Instructions to follow:
Copy nothing but the text: repeat each entry exactly and drop the images.

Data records
________________________________________

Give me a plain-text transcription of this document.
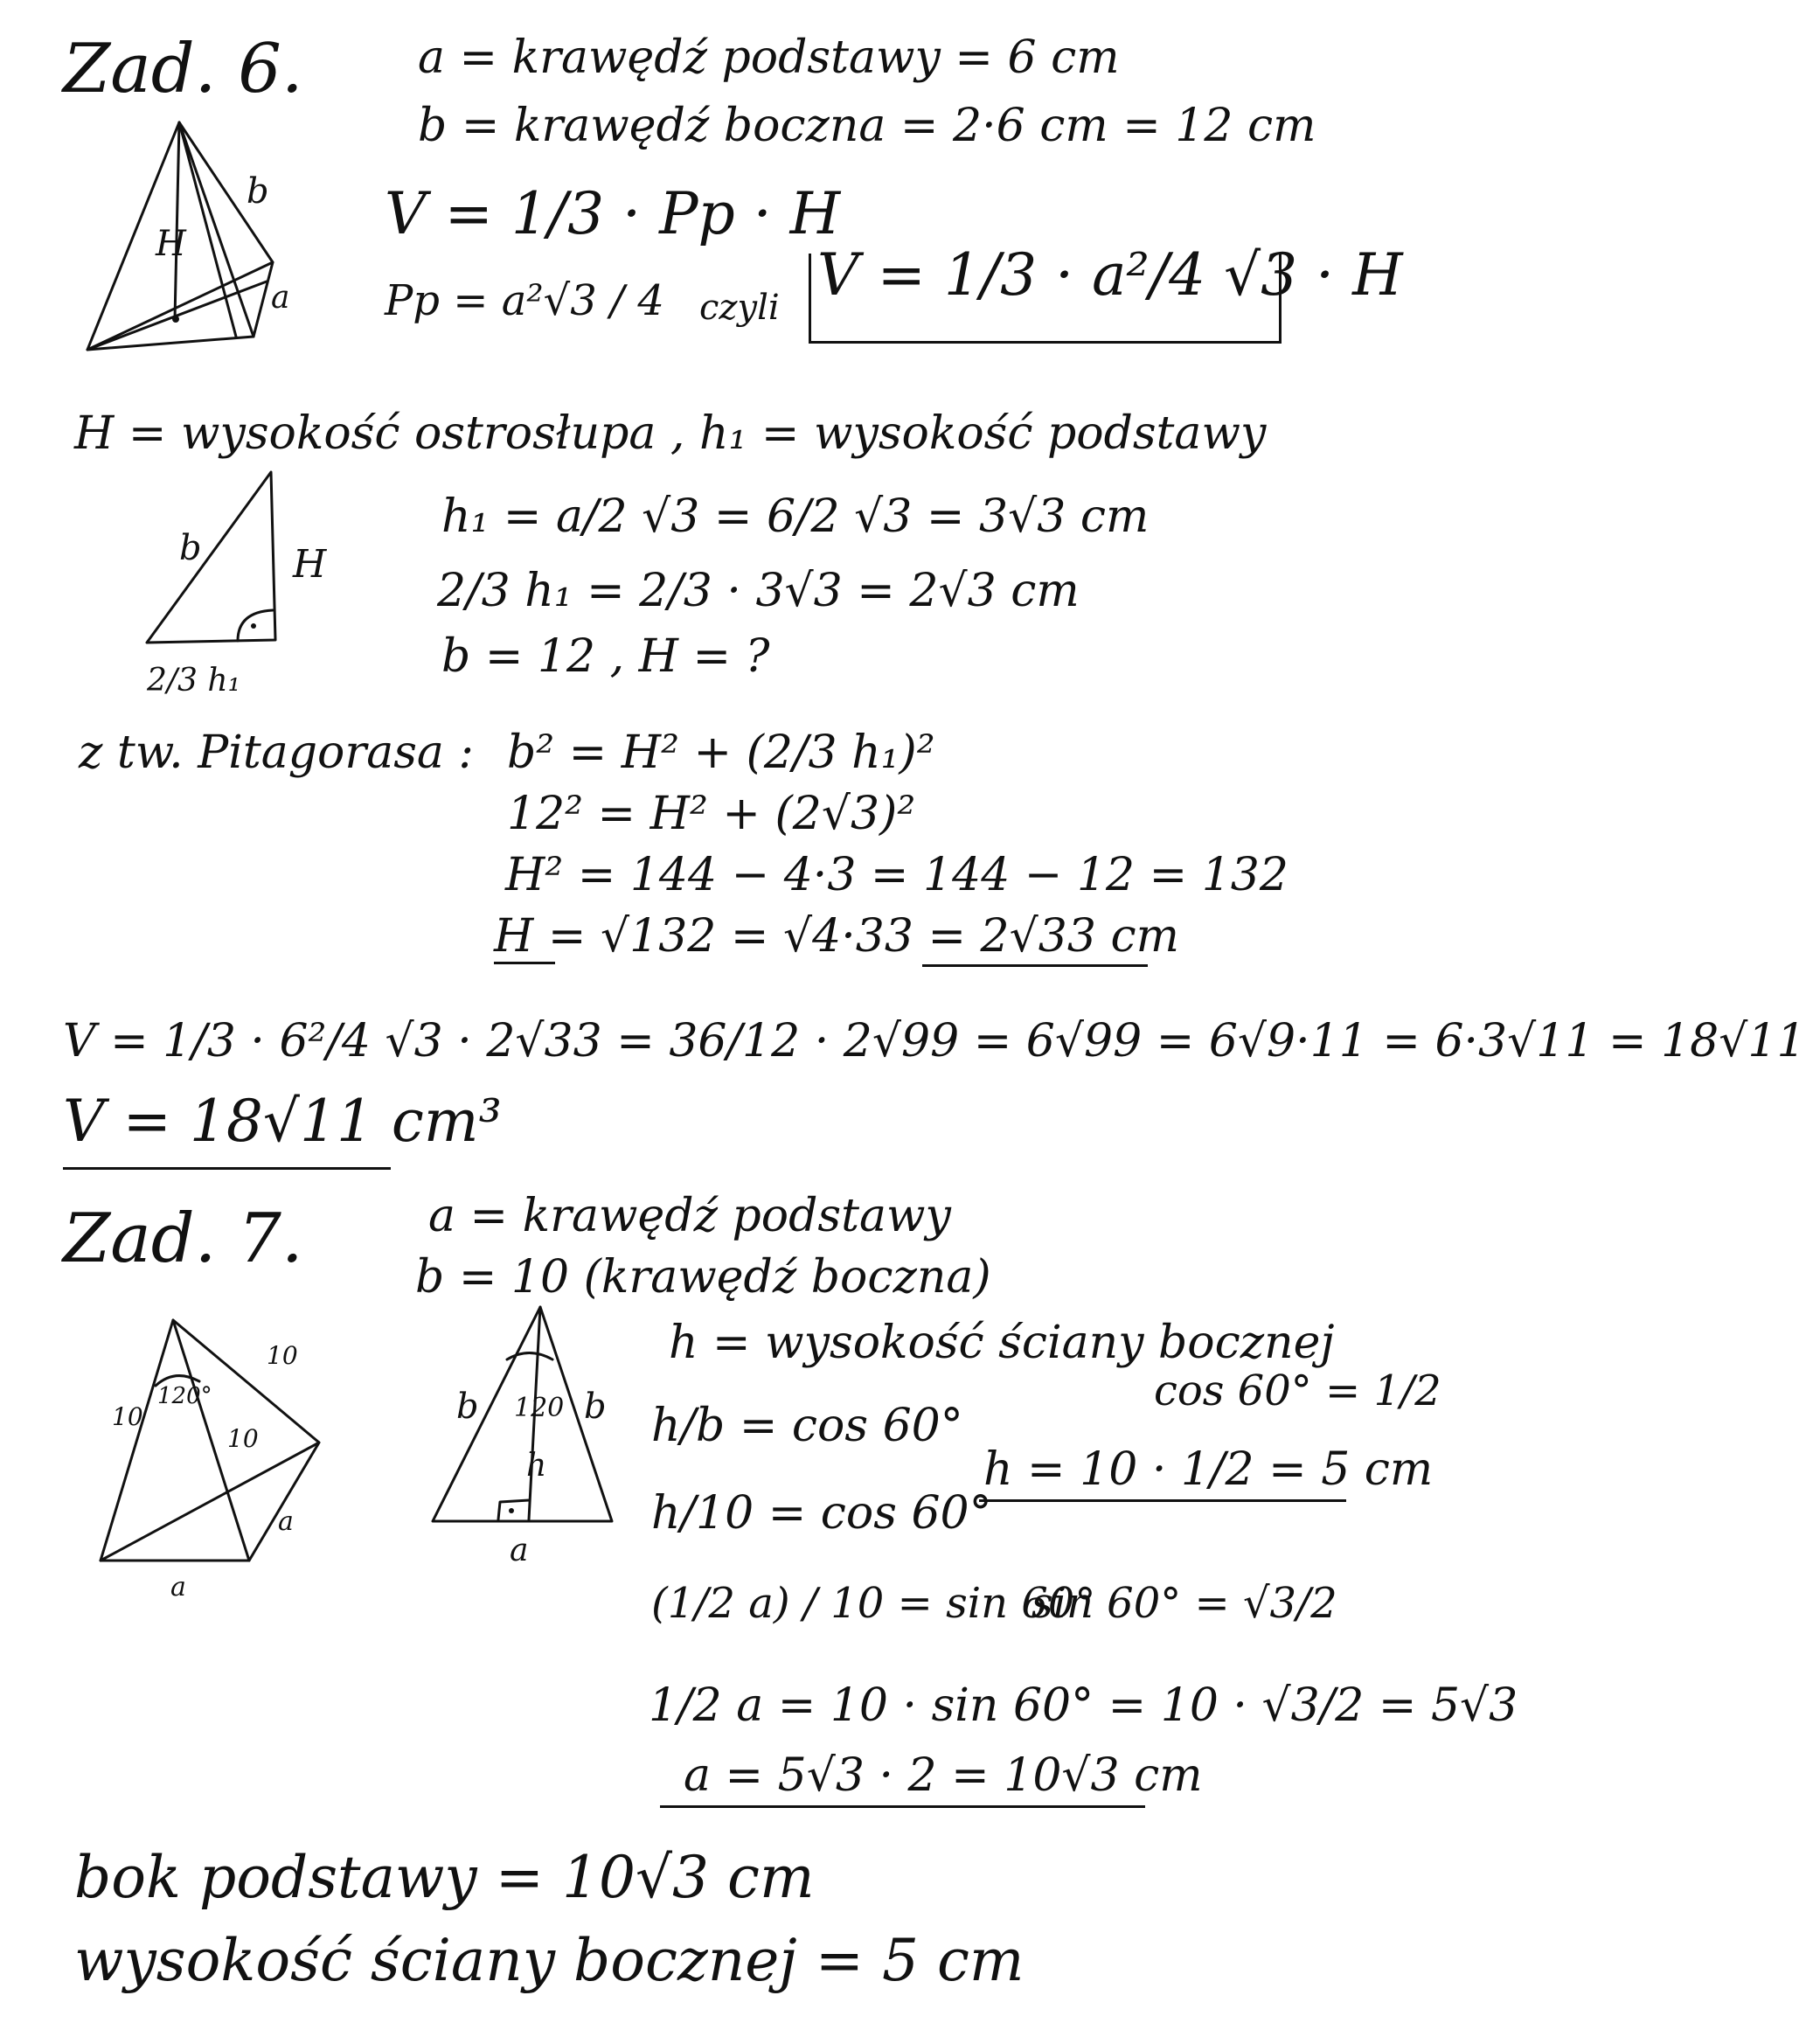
Zad. 6.	a = krawędź podstawy = 6 cm
b = krawędź boczna = 2·6 cm = 12 cm
H
b
a
V = 1/3 · Pp · H
Pp = a²√3 / 4 czyli V = 1/3 · a²/4 √3 · H
H = wysokość ostrosłupa , h₁ = wysokość podstawy
b H
2/3 h₁
h₁ = a/2 √3 = 6/2 √3 = 3√3 cm
2/3 h₁ = 2/3 · 3√3 = 2√3 cm
b = 12 , H = ?
z tw. Pitagorasa : b² = H² + (2/3 h₁)²
12² = H² + (2√3)²
H² = 144 − 4·3 = 144 − 12 = 132
H = √132 = √4·33 = 2√33 cm
V = 1/3 · 6²/4 √3 · 2√33 = 36/12 · 2√99 = 6√99 = 6√9·11 = 6·3√11 = 18√11
V = 18√11 cm³
Zad. 7.	a = krawędź podstawy
b = 10 (krawędź boczna)
10
10
10
120°
a
a
b	b
120
h
a
h = wysokość ściany bocznej
cos 60° = 1/2
h/b = cos 60°
h = 10 · 1/2 = 5 cm
h/10 = cos 60°
(1/2 a) / 10 = sin 60°
sin 60° = √3/2
1/2 a = 10 · sin 60° = 10 · √3/2 = 5√3
a = 5√3 · 2 = 10√3 cm
bok podstawy = 10√3 cm
wysokość ściany bocznej = 5 cm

________________________________________

Result of the task:
Give me a plain-text transcription of this document.
Zad. 6.	a = krawędź podstawy = 6 cm
b = krawędź boczna = 2·6 cm = 12 cm
H
b
a
V = 1/3 · Pp · H
Pp = a²√3 / 4 czyli V = 1/3 · a²/4 √3 · H
H = wysokość ostrosłupa , h₁ = wysokość podstawy
b H
2/3 h₁
h₁ = a/2 √3 = 6/2 √3 = 3√3 cm
2/3 h₁ = 2/3 · 3√3 = 2√3 cm
b = 12 , H = ?
z tw. Pitagorasa : b² = H² + (2/3 h₁)²
12² = H² + (2√3)²
H² = 144 − 4·3 = 144 − 12 = 132
H = √132 = √4·33 = 2√33 cm
V = 1/3 · 6²/4 √3 · 2√33 = 36/12 · 2√99 = 6√99 = 6√9·11 = 6·3√11 = 18√11
V = 18√11 cm³
Zad. 7.	a = krawędź podstawy
b = 10 (krawędź boczna)
10
10
10
120°
a
a
b	b
120
h
a
h = wysokość ściany bocznej
cos 60° = 1/2
h/b = cos 60°
h = 10 · 1/2 = 5 cm
h/10 = cos 60°
(1/2 a) / 10 = sin 60°
sin 60° = √3/2
1/2 a = 10 · sin 60° = 10 · √3/2 = 5√3
a = 5√3 · 2 = 10√3 cm
bok podstawy = 10√3 cm
wysokość ściany bocznej = 5 cm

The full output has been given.